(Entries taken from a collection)
⁂
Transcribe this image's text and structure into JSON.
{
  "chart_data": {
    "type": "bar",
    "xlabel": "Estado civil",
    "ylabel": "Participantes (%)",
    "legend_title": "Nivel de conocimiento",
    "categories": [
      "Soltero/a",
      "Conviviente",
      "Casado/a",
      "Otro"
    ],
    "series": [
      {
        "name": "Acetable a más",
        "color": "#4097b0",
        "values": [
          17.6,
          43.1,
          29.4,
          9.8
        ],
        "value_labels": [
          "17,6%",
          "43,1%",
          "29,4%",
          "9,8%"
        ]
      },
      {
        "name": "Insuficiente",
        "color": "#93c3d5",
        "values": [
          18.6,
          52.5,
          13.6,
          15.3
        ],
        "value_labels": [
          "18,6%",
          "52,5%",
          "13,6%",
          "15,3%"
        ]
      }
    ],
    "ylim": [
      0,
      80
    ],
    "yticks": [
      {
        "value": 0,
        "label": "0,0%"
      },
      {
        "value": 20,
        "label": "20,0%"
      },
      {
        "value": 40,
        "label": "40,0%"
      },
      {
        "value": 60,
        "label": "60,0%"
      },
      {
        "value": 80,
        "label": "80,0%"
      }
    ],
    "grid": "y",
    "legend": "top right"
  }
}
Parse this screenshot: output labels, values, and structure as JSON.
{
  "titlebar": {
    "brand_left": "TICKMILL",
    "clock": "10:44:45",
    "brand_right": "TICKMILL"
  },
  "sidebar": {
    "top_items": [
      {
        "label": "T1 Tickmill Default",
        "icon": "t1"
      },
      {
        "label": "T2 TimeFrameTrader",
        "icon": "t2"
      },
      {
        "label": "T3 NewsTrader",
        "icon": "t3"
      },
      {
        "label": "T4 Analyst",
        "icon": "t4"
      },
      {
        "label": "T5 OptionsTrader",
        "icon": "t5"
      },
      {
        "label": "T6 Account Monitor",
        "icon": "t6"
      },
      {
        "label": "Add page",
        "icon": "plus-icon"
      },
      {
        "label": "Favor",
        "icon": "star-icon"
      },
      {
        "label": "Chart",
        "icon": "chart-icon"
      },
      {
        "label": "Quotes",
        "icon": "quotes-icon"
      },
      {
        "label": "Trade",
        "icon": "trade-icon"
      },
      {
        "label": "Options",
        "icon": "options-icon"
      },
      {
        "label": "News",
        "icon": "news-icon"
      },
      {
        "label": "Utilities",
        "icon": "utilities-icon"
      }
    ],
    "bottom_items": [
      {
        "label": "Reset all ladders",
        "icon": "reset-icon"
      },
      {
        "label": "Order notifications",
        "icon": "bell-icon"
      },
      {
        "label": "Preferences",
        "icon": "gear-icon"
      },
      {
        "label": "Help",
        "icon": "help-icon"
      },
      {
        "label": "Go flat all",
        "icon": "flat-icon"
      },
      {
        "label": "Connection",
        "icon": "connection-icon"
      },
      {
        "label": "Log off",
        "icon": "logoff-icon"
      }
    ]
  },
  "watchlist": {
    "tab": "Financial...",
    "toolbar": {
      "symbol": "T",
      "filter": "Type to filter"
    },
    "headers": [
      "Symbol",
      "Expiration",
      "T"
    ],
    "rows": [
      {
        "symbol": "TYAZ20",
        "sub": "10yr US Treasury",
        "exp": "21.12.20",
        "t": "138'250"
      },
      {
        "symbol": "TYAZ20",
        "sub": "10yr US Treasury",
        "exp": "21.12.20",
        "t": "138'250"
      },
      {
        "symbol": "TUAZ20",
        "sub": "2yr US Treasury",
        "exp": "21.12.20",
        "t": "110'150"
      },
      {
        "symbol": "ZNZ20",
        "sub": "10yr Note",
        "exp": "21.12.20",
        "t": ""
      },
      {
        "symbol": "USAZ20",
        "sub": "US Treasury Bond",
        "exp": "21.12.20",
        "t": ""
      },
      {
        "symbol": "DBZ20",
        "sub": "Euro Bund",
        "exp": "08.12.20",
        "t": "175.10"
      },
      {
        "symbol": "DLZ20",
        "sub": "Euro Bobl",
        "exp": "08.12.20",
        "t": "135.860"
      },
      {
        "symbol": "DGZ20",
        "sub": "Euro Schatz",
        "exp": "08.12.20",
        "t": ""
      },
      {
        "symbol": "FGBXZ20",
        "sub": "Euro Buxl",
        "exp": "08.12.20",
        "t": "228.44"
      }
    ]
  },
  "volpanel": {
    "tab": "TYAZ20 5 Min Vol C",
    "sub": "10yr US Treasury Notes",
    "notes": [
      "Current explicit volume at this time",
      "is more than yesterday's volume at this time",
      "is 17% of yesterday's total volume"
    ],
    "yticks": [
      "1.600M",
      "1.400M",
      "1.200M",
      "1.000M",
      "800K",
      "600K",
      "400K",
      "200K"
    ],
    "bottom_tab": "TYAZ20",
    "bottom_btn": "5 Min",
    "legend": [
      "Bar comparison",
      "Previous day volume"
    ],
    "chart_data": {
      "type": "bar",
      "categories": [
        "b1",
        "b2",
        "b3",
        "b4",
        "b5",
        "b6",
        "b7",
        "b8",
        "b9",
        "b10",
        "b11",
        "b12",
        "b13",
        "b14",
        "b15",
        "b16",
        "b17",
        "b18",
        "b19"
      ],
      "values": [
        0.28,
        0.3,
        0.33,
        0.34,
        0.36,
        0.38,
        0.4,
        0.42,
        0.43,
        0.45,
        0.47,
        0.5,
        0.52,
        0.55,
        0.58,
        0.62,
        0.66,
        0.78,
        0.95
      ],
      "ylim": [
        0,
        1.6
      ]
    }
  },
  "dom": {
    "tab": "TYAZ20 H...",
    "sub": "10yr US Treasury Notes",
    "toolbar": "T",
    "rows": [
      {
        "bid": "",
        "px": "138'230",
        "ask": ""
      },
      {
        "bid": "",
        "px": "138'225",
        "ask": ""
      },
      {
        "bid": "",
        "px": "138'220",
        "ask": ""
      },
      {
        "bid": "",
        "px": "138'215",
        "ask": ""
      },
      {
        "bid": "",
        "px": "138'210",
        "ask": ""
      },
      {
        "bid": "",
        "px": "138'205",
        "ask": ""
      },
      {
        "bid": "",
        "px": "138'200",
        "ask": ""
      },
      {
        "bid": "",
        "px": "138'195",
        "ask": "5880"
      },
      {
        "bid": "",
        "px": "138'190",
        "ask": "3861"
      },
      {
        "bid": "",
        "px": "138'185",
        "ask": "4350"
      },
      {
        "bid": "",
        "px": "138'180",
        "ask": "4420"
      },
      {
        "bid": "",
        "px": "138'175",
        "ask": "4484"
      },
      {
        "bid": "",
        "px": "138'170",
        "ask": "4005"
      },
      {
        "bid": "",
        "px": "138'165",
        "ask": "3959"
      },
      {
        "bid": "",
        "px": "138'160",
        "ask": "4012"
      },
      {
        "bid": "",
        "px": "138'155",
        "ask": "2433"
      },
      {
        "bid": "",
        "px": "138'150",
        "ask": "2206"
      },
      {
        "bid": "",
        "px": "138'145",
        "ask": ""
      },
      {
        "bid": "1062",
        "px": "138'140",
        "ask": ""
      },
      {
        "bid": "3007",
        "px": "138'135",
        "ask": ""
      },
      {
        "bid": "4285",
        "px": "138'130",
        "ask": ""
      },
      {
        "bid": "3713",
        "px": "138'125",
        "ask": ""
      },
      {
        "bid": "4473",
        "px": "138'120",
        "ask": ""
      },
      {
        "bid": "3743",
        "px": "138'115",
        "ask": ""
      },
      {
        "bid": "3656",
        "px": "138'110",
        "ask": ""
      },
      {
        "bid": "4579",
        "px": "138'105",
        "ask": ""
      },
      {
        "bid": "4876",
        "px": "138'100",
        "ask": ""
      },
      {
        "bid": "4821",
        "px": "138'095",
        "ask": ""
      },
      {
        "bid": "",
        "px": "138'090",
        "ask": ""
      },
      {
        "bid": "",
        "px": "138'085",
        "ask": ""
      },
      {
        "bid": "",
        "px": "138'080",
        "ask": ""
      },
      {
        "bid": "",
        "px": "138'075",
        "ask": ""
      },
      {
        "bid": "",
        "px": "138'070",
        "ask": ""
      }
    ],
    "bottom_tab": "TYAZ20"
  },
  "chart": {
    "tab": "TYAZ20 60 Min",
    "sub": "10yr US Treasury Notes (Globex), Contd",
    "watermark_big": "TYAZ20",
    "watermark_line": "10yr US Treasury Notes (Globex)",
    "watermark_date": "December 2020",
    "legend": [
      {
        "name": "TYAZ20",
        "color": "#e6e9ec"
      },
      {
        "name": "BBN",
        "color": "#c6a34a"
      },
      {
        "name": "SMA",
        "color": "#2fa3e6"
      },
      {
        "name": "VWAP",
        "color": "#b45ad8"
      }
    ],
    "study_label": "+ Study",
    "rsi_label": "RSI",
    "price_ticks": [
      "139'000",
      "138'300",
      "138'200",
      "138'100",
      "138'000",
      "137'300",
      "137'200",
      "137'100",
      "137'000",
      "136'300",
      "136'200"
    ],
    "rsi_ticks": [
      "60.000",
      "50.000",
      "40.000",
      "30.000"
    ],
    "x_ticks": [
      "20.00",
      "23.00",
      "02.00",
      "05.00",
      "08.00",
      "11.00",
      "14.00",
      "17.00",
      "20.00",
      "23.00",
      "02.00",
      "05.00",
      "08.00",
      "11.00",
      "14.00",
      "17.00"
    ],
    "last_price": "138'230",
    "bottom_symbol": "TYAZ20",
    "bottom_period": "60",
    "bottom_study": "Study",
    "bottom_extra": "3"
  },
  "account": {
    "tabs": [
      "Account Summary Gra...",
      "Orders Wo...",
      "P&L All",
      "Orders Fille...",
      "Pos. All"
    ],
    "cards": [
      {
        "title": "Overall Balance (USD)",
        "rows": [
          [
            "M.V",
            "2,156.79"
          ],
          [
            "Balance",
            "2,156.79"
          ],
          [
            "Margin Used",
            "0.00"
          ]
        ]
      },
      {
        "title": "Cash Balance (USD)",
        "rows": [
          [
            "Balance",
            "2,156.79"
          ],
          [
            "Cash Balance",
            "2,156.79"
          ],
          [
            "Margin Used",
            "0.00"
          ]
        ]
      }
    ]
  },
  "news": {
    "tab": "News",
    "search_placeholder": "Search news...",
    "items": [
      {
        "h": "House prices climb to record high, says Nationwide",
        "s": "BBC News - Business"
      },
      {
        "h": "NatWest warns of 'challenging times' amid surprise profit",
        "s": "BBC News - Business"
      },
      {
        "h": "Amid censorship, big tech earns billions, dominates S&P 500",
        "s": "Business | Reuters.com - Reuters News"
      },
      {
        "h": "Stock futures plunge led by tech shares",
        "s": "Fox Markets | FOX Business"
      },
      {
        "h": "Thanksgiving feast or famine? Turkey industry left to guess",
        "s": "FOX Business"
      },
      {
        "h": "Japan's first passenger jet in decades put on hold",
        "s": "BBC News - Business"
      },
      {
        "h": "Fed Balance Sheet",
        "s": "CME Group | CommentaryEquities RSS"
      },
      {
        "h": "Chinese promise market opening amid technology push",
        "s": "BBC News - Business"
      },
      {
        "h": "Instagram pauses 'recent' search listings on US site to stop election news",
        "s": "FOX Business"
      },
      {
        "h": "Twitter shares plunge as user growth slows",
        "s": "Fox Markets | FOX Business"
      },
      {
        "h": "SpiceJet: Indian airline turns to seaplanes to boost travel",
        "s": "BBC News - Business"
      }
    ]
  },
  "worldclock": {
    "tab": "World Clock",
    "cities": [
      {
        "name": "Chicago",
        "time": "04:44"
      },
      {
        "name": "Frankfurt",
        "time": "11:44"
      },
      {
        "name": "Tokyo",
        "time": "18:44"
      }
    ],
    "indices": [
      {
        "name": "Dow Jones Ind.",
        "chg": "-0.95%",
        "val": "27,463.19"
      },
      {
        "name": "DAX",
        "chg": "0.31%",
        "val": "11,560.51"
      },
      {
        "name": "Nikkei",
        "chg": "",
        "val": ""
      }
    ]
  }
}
⁂
> _YOUR INSTRUCTIONS_: Gather up the lines that contain the word "JSON".

> _EXPECTED ANSWER_:
Transcribe this image's text and structure into JSON.
Parse this screenshot: output labels, values, and structure as JSON.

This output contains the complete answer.